(Saved entries)
>>>>>

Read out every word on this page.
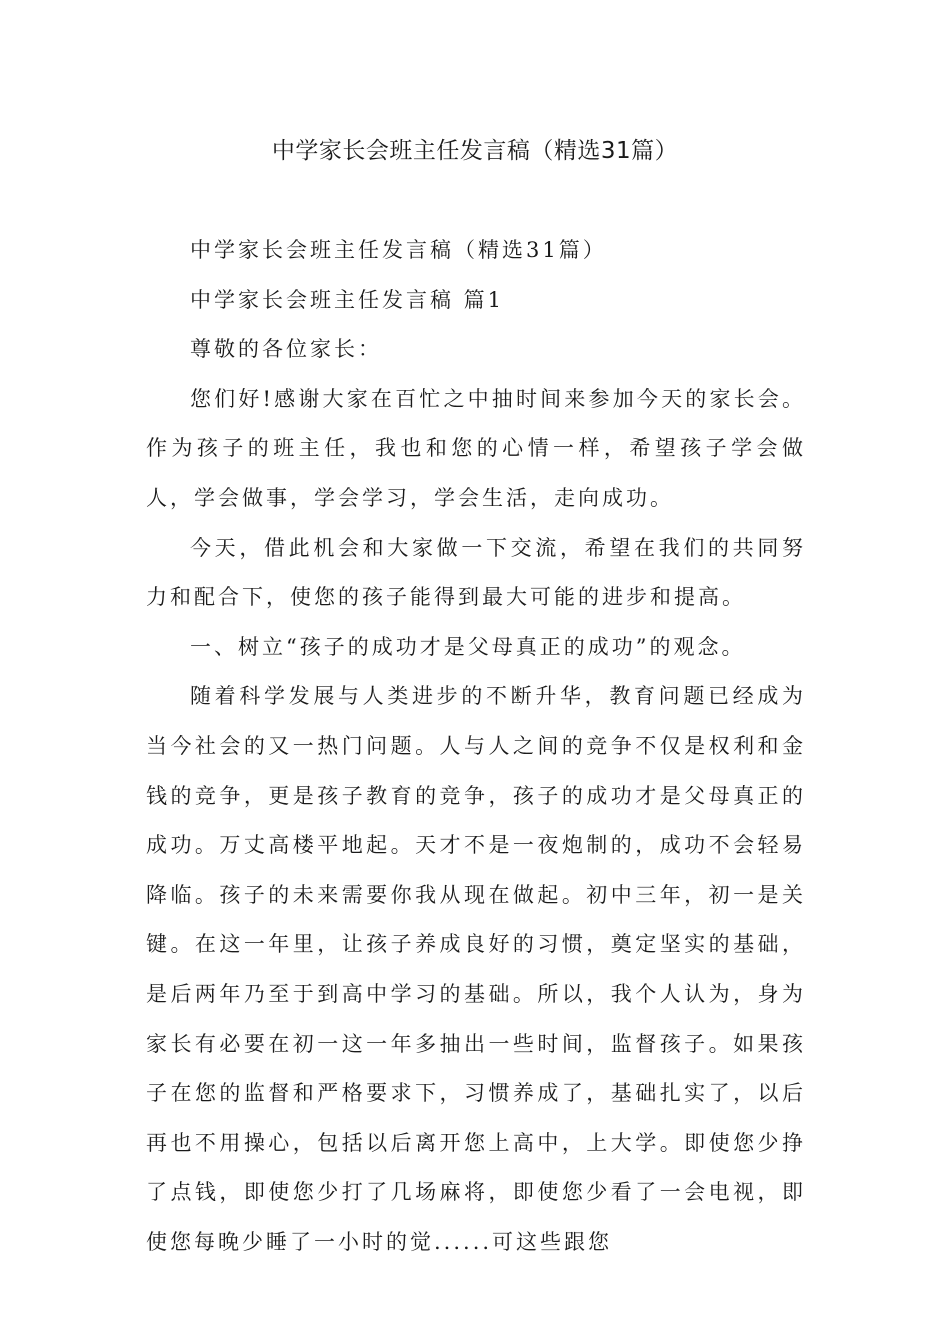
中学家长会班主任发言稿（精选31篇）

中学家长会班主任发言稿（精选31篇）

中学家长会班主任发言稿 篇1

尊敬的各位家长：

您们好!感谢大家在百忙之中抽时间来参加今天的家长会。作为孩子的班主任，我也和您的心情一样，希望孩子学会做人，学会做事，学会学习，学会生活，走向成功。

今天，借此机会和大家做一下交流，希望在我们的共同努力和配合下，使您的孩子能得到最大可能的进步和提高。

一、树立“孩子的成功才是父母真正的成功”的观念。

随着科学发展与人类进步的不断升华，教育问题已经成为当今社会的又一热门问题。人与人之间的竞争不仅是权利和金钱的竞争，更是孩子教育的竞争，孩子的成功才是父母真正的成功。万丈高楼平地起。天才不是一夜炮制的，成功不会轻易降临。孩子的未来需要你我从现在做起。初中三年，初一是关键。在这一年里，让孩子养成良好的习惯，奠定坚实的基础，是后两年乃至于到高中学习的基础。所以，我个人认为，身为家长有必要在初一这一年多抽出一些时间，监督孩子。如果孩子在您的监督和严格要求下，习惯养成了，基础扎实了，以后再也不用操心，包括以后离开您上高中，上大学。即使您少挣了点钱，即使您少打了几场麻将，即使您少看了一会电视，即使您每晚少睡了一小时的觉......可这些跟您
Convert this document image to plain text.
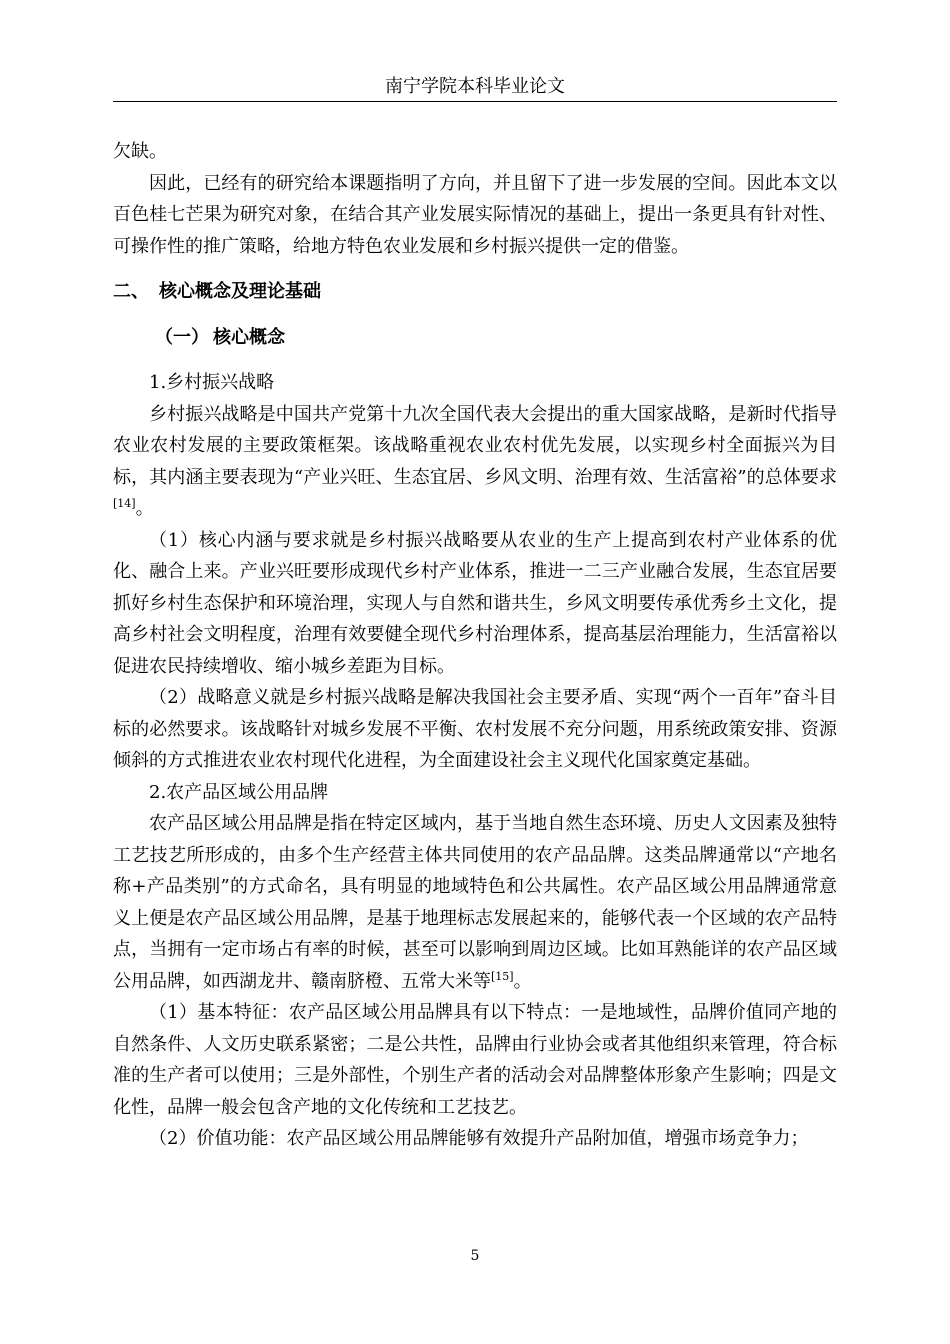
南宁学院本科毕业论文

欠缺。

因此，已经有的研究给本课题指明了方向，并且留下了进一步发展的空间。因此本文以百色桂七芒果为研究对象，在结合其产业发展实际情况的基础上，提出一条更具有针对性、可操作性的推广策略，给地方特色农业发展和乡村振兴提供一定的借鉴。

二、 核心概念及理论基础

（一） 核心概念

1.乡村振兴战略

乡村振兴战略是中国共产党第十九次全国代表大会提出的重大国家战略，是新时代指导农业农村发展的主要政策框架。该战略重视农业农村优先发展，以实现乡村全面振兴为目标，其内涵主要表现为“产业兴旺、生态宜居、乡风文明、治理有效、生活富裕”的总体要求[14]。

（1）核心内涵与要求就是乡村振兴战略要从农业的生产上提高到农村产业体系的优化、融合上来。产业兴旺要形成现代乡村产业体系，推进一二三产业融合发展，生态宜居要抓好乡村生态保护和环境治理，实现人与自然和谐共生，乡风文明要传承优秀乡土文化，提高乡村社会文明程度，治理有效要健全现代乡村治理体系，提高基层治理能力，生活富裕以促进农民持续增收、缩小城乡差距为目标。

（2）战略意义就是乡村振兴战略是解决我国社会主要矛盾、实现“两个一百年”奋斗目标的必然要求。该战略针对城乡发展不平衡、农村发展不充分问题，用系统政策安排、资源倾斜的方式推进农业农村现代化进程，为全面建设社会主义现代化国家奠定基础。

2.农产品区域公用品牌

农产品区域公用品牌是指在特定区域内，基于当地自然生态环境、历史人文因素及独特工艺技艺所形成的，由多个生产经营主体共同使用的农产品品牌。这类品牌通常以“产地名称+产品类别”的方式命名，具有明显的地域特色和公共属性。农产品区域公用品牌通常意义上便是农产品区域公用品牌，是基于地理标志发展起来的，能够代表一个区域的农产品特点，当拥有一定市场占有率的时候，甚至可以影响到周边区域。比如耳熟能详的农产品区域公用品牌，如西湖龙井、赣南脐橙、五常大米等[15]。

（1）基本特征：农产品区域公用品牌具有以下特点：一是地域性，品牌价值同产地的自然条件、人文历史联系紧密；二是公共性，品牌由行业协会或者其他组织来管理，符合标准的生产者可以使用；三是外部性，个别生产者的活动会对品牌整体形象产生影响；四是文化性，品牌一般会包含产地的文化传统和工艺技艺。

（2）价值功能：农产品区域公用品牌能够有效提升产品附加值，增强市场竞争力；

5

<<<<<

Keep every word of the data as it is when you write it out, but drop the pictures.

Read out every word on this page.
中学家长会班主任发言稿（精选31篇）

中学家长会班主任发言稿（精选31篇）

中学家长会班主任发言稿 篇1

尊敬的各位家长：

您们好!感谢大家在百忙之中抽时间来参加今天的家长会。作为孩子的班主任，我也和您的心情一样，希望孩子学会做人，学会做事，学会学习，学会生活，走向成功。

今天，借此机会和大家做一下交流，希望在我们的共同努力和配合下，使您的孩子能得到最大可能的进步和提高。

一、树立“孩子的成功才是父母真正的成功”的观念。

随着科学发展与人类进步的不断升华，教育问题已经成为当今社会的又一热门问题。人与人之间的竞争不仅是权利和金钱的竞争，更是孩子教育的竞争，孩子的成功才是父母真正的成功。万丈高楼平地起。天才不是一夜炮制的，成功不会轻易降临。孩子的未来需要你我从现在做起。初中三年，初一是关键。在这一年里，让孩子养成良好的习惯，奠定坚实的基础，是后两年乃至于到高中学习的基础。所以，我个人认为，身为家长有必要在初一这一年多抽出一些时间，监督孩子。如果孩子在您的监督和严格要求下，习惯养成了，基础扎实了，以后再也不用操心，包括以后离开您上高中，上大学。即使您少挣了点钱，即使您少打了几场麻将，即使您少看了一会电视，即使您每晚少睡了一小时的觉......可这些跟您
Convert this document image to plain text.
南宁学院本科毕业论文

欠缺。

因此，已经有的研究给本课题指明了方向，并且留下了进一步发展的空间。因此本文以百色桂七芒果为研究对象，在结合其产业发展实际情况的基础上，提出一条更具有针对性、可操作性的推广策略，给地方特色农业发展和乡村振兴提供一定的借鉴。

二、 核心概念及理论基础

（一） 核心概念

1.乡村振兴战略

乡村振兴战略是中国共产党第十九次全国代表大会提出的重大国家战略，是新时代指导农业农村发展的主要政策框架。该战略重视农业农村优先发展，以实现乡村全面振兴为目标，其内涵主要表现为“产业兴旺、生态宜居、乡风文明、治理有效、生活富裕”的总体要求[14]。

（1）核心内涵与要求就是乡村振兴战略要从农业的生产上提高到农村产业体系的优化、融合上来。产业兴旺要形成现代乡村产业体系，推进一二三产业融合发展，生态宜居要抓好乡村生态保护和环境治理，实现人与自然和谐共生，乡风文明要传承优秀乡土文化，提高乡村社会文明程度，治理有效要健全现代乡村治理体系，提高基层治理能力，生活富裕以促进农民持续增收、缩小城乡差距为目标。

（2）战略意义就是乡村振兴战略是解决我国社会主要矛盾、实现“两个一百年”奋斗目标的必然要求。该战略针对城乡发展不平衡、农村发展不充分问题，用系统政策安排、资源倾斜的方式推进农业农村现代化进程，为全面建设社会主义现代化国家奠定基础。

2.农产品区域公用品牌

农产品区域公用品牌是指在特定区域内，基于当地自然生态环境、历史人文因素及独特工艺技艺所形成的，由多个生产经营主体共同使用的农产品品牌。这类品牌通常以“产地名称+产品类别”的方式命名，具有明显的地域特色和公共属性。农产品区域公用品牌通常意义上便是农产品区域公用品牌，是基于地理标志发展起来的，能够代表一个区域的农产品特点，当拥有一定市场占有率的时候，甚至可以影响到周边区域。比如耳熟能详的农产品区域公用品牌，如西湖龙井、赣南脐橙、五常大米等[15]。

（1）基本特征：农产品区域公用品牌具有以下特点：一是地域性，品牌价值同产地的自然条件、人文历史联系紧密；二是公共性，品牌由行业协会或者其他组织来管理，符合标准的生产者可以使用；三是外部性，个别生产者的活动会对品牌整体形象产生影响；四是文化性，品牌一般会包含产地的文化传统和工艺技艺。

（2）价值功能：农产品区域公用品牌能够有效提升产品附加值，增强市场竞争力；

5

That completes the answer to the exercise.